SET EXERCISE - Go through the lines below. Copy those with "screenshot".

Dataset records -

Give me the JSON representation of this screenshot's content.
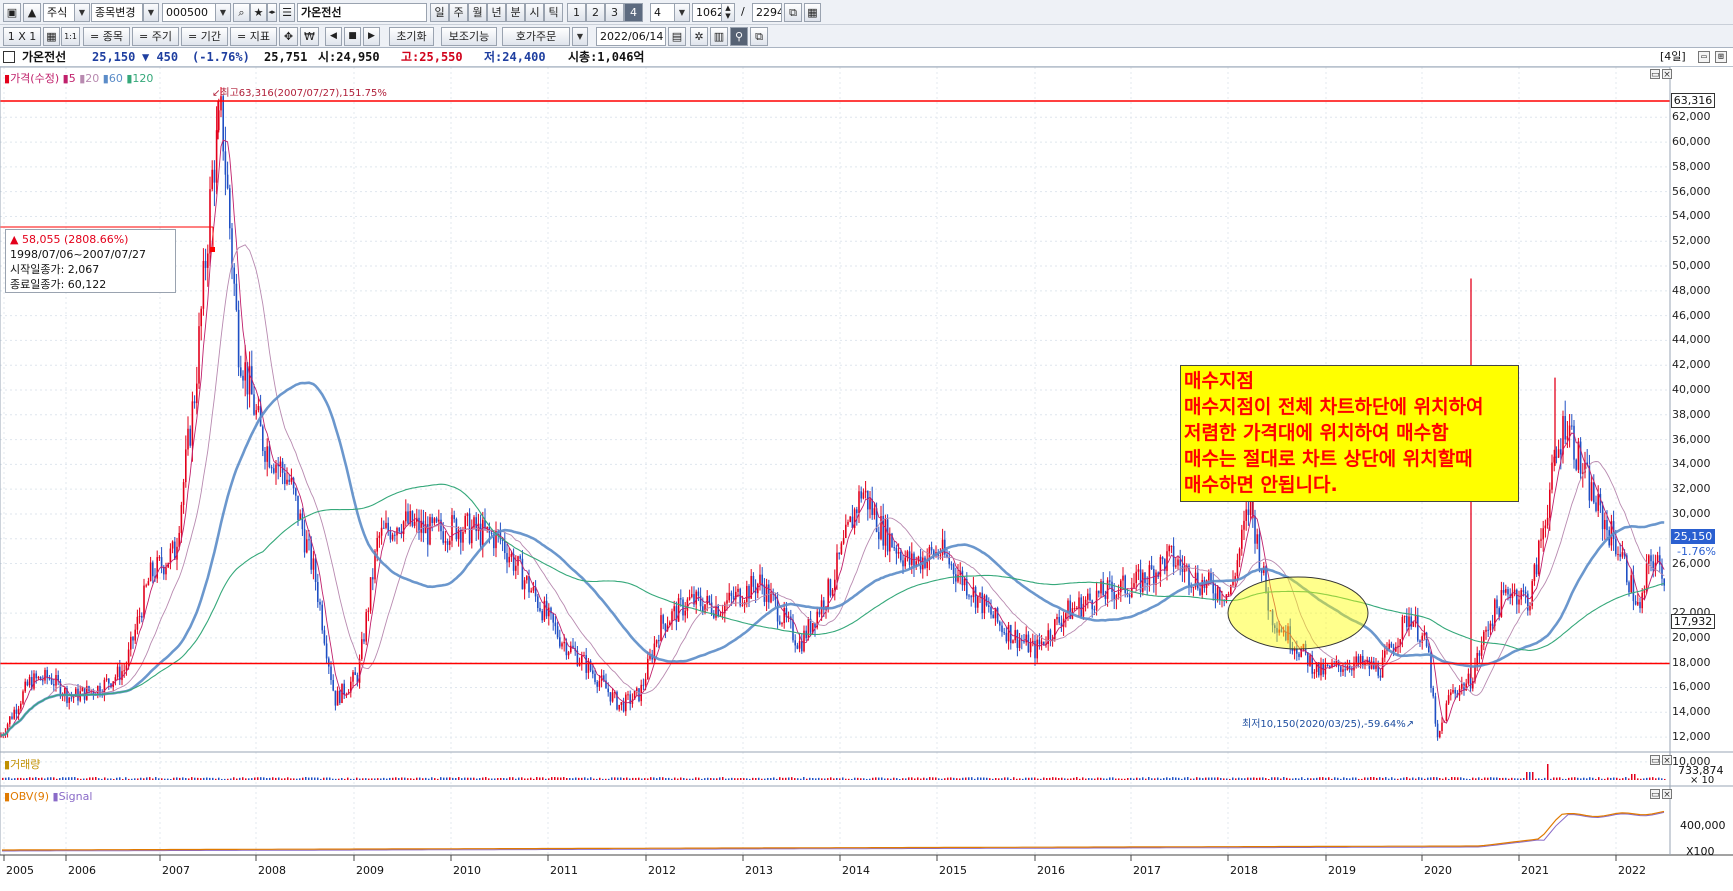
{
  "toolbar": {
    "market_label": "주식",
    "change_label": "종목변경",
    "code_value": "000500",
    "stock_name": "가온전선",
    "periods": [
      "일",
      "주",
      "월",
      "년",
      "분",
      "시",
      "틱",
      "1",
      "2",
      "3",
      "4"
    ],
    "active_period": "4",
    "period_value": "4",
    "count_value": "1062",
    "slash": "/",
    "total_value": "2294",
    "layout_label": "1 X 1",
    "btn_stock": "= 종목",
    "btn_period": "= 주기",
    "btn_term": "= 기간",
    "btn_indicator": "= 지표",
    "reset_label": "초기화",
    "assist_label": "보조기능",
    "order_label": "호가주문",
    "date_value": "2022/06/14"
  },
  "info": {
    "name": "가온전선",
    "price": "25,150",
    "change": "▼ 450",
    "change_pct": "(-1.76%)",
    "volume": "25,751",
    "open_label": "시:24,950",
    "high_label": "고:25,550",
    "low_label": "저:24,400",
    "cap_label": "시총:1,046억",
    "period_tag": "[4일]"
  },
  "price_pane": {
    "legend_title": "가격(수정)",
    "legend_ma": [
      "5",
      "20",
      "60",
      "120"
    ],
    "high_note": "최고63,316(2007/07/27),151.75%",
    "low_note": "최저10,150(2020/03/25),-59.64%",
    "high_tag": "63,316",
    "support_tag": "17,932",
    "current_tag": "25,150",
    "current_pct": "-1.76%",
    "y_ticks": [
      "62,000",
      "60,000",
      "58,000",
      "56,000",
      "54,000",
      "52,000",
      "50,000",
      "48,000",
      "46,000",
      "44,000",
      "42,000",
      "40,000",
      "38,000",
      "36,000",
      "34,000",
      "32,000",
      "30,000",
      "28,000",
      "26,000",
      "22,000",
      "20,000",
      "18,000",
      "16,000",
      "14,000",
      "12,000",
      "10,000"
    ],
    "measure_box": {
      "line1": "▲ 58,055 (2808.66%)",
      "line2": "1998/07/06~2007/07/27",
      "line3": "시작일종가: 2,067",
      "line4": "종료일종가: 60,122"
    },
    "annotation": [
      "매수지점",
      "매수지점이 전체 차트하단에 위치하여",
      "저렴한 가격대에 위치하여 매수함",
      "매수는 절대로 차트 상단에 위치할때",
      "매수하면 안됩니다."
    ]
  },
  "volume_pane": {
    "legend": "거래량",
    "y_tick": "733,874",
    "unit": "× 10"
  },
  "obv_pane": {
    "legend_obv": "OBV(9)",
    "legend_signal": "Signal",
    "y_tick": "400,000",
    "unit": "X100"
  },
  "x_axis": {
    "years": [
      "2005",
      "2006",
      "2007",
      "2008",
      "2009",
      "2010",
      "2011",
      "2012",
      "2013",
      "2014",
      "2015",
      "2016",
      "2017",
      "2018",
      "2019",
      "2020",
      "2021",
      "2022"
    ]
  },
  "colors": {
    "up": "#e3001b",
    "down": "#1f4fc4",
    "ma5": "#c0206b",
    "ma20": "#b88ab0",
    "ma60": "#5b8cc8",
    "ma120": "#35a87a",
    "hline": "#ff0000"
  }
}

...

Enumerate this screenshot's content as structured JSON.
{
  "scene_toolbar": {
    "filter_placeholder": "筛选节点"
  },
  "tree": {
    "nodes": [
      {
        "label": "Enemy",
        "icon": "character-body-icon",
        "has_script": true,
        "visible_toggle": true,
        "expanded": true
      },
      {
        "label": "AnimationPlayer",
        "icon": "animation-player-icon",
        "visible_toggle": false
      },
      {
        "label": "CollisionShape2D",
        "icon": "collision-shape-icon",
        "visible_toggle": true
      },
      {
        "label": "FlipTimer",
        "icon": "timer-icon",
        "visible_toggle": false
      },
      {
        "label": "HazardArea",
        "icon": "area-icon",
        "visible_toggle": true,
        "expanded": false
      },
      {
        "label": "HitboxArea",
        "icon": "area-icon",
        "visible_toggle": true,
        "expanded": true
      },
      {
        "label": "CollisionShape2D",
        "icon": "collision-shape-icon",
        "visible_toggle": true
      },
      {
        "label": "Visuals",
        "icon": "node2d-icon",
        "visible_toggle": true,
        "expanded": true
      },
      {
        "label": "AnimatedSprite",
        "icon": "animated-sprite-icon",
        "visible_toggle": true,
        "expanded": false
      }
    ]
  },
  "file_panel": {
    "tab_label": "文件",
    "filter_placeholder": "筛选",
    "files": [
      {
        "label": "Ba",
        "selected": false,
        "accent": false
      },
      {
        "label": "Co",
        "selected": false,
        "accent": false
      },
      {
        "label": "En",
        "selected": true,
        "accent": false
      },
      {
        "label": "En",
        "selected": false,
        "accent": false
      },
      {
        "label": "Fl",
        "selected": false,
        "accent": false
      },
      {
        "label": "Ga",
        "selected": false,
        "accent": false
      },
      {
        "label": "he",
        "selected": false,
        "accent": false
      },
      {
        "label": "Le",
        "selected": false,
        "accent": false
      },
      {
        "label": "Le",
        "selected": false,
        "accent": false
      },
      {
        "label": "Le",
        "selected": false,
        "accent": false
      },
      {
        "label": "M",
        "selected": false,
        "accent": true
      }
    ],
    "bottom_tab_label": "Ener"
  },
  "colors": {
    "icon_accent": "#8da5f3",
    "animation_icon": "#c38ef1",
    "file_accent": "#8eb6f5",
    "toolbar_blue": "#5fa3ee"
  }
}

ANSWER TO THE TASK -
Give me the JSON representation of this screenshot's content.
Enumerate this screenshot's content as structured JSON.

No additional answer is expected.